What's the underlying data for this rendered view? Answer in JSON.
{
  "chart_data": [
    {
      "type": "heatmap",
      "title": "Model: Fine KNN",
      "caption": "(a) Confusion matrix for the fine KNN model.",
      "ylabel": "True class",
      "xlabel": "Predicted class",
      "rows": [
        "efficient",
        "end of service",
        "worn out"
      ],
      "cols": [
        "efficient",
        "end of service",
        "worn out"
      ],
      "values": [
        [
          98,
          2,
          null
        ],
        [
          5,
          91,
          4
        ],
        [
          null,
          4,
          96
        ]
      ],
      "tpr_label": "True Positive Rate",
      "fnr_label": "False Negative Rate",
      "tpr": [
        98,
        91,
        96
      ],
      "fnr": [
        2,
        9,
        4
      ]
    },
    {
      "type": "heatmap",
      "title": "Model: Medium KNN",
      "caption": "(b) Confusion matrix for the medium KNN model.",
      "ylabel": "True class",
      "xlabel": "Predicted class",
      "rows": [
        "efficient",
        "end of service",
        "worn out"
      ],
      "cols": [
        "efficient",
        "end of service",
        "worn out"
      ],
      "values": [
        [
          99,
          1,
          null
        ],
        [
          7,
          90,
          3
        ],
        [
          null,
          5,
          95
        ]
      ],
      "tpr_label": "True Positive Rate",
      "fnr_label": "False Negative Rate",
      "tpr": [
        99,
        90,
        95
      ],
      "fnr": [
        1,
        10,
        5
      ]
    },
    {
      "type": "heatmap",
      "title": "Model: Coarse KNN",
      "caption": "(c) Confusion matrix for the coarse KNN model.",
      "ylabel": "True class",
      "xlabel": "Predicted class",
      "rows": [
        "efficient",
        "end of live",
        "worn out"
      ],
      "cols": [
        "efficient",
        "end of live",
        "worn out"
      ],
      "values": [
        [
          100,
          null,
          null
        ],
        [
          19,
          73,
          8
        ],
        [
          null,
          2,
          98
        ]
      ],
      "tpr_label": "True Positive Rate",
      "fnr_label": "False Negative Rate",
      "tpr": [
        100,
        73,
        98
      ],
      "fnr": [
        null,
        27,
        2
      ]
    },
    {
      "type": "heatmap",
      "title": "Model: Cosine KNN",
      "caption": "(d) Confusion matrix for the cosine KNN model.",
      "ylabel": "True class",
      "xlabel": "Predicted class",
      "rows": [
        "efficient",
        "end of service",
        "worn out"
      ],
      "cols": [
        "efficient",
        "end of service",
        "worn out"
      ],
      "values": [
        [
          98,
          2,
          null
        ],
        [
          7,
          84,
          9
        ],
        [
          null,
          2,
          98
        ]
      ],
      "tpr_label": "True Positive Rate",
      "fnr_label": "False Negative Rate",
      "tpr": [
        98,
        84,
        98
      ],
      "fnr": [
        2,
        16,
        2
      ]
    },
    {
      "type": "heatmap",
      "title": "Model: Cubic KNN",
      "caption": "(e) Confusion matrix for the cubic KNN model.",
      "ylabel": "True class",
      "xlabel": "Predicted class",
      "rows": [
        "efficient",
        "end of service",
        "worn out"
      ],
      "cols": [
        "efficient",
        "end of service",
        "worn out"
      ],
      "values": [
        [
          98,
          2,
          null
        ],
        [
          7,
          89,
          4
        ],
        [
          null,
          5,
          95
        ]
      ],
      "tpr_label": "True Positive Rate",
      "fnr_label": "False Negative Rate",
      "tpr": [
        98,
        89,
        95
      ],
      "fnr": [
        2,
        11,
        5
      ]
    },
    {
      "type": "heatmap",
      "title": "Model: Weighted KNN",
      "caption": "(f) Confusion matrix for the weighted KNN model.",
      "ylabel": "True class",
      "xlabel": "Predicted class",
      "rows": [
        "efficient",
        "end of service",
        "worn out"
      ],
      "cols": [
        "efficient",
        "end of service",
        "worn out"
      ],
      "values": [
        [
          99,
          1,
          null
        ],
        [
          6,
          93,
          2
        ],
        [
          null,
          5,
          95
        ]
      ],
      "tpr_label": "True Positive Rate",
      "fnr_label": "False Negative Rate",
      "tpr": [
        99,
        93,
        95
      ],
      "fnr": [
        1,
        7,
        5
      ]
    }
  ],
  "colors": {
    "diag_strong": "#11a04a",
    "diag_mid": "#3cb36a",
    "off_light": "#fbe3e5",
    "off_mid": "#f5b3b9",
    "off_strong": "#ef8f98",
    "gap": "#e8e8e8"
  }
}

SHORT TASK. Show the data once more, exactly as it was written.

FINISHED ANSWER.
What's the underlying data for this rendered view? Answer in JSON.
{
  "chart_data": [
    {
      "type": "heatmap",
      "title": "Model: Fine KNN",
      "caption": "(a) Confusion matrix for the fine KNN model.",
      "ylabel": "True class",
      "xlabel": "Predicted class",
      "rows": [
        "efficient",
        "end of service",
        "worn out"
      ],
      "cols": [
        "efficient",
        "end of service",
        "worn out"
      ],
      "values": [
        [
          98,
          2,
          null
        ],
        [
          5,
          91,
          4
        ],
        [
          null,
          4,
          96
        ]
      ],
      "tpr_label": "True Positive Rate",
      "fnr_label": "False Negative Rate",
      "tpr": [
        98,
        91,
        96
      ],
      "fnr": [
        2,
        9,
        4
      ]
    },
    {
      "type": "heatmap",
      "title": "Model: Medium KNN",
      "caption": "(b) Confusion matrix for the medium KNN model.",
      "ylabel": "True class",
      "xlabel": "Predicted class",
      "rows": [
        "efficient",
        "end of service",
        "worn out"
      ],
      "cols": [
        "efficient",
        "end of service",
        "worn out"
      ],
      "values": [
        [
          99,
          1,
          null
        ],
        [
          7,
          90,
          3
        ],
        [
          null,
          5,
          95
        ]
      ],
      "tpr_label": "True Positive Rate",
      "fnr_label": "False Negative Rate",
      "tpr": [
        99,
        90,
        95
      ],
      "fnr": [
        1,
        10,
        5
      ]
    },
    {
      "type": "heatmap",
      "title": "Model: Coarse KNN",
      "caption": "(c) Confusion matrix for the coarse KNN model.",
      "ylabel": "True class",
      "xlabel": "Predicted class",
      "rows": [
        "efficient",
        "end of live",
        "worn out"
      ],
      "cols": [
        "efficient",
        "end of live",
        "worn out"
      ],
      "values": [
        [
          100,
          null,
          null
        ],
        [
          19,
          73,
          8
        ],
        [
          null,
          2,
          98
        ]
      ],
      "tpr_label": "True Positive Rate",
      "fnr_label": "False Negative Rate",
      "tpr": [
        100,
        73,
        98
      ],
      "fnr": [
        null,
        27,
        2
      ]
    },
    {
      "type": "heatmap",
      "title": "Model: Cosine KNN",
      "caption": "(d) Confusion matrix for the cosine KNN model.",
      "ylabel": "True class",
      "xlabel": "Predicted class",
      "rows": [
        "efficient",
        "end of service",
        "worn out"
      ],
      "cols": [
        "efficient",
        "end of service",
        "worn out"
      ],
      "values": [
        [
          98,
          2,
          null
        ],
        [
          7,
          84,
          9
        ],
        [
          null,
          2,
          98
        ]
      ],
      "tpr_label": "True Positive Rate",
      "fnr_label": "False Negative Rate",
      "tpr": [
        98,
        84,
        98
      ],
      "fnr": [
        2,
        16,
        2
      ]
    },
    {
      "type": "heatmap",
      "title": "Model: Cubic KNN",
      "caption": "(e) Confusion matrix for the cubic KNN model.",
      "ylabel": "True class",
      "xlabel": "Predicted class",
      "rows": [
        "efficient",
        "end of service",
        "worn out"
      ],
      "cols": [
        "efficient",
        "end of service",
        "worn out"
      ],
      "values": [
        [
          98,
          2,
          null
        ],
        [
          7,
          89,
          4
        ],
        [
          null,
          5,
          95
        ]
      ],
      "tpr_label": "True Positive Rate",
      "fnr_label": "False Negative Rate",
      "tpr": [
        98,
        89,
        95
      ],
      "fnr": [
        2,
        11,
        5
      ]
    },
    {
      "type": "heatmap",
      "title": "Model: Weighted KNN",
      "caption": "(f) Confusion matrix for the weighted KNN model.",
      "ylabel": "True class",
      "xlabel": "Predicted class",
      "rows": [
        "efficient",
        "end of service",
        "worn out"
      ],
      "cols": [
        "efficient",
        "end of service",
        "worn out"
      ],
      "values": [
        [
          99,
          1,
          null
        ],
        [
          6,
          93,
          2
        ],
        [
          null,
          5,
          95
        ]
      ],
      "tpr_label": "True Positive Rate",
      "fnr_label": "False Negative Rate",
      "tpr": [
        99,
        93,
        95
      ],
      "fnr": [
        1,
        7,
        5
      ]
    }
  ],
  "colors": {
    "diag_strong": "#11a04a",
    "diag_mid": "#3cb36a",
    "off_light": "#fbe3e5",
    "off_mid": "#f5b3b9",
    "off_strong": "#ef8f98",
    "gap": "#e8e8e8"
  }
}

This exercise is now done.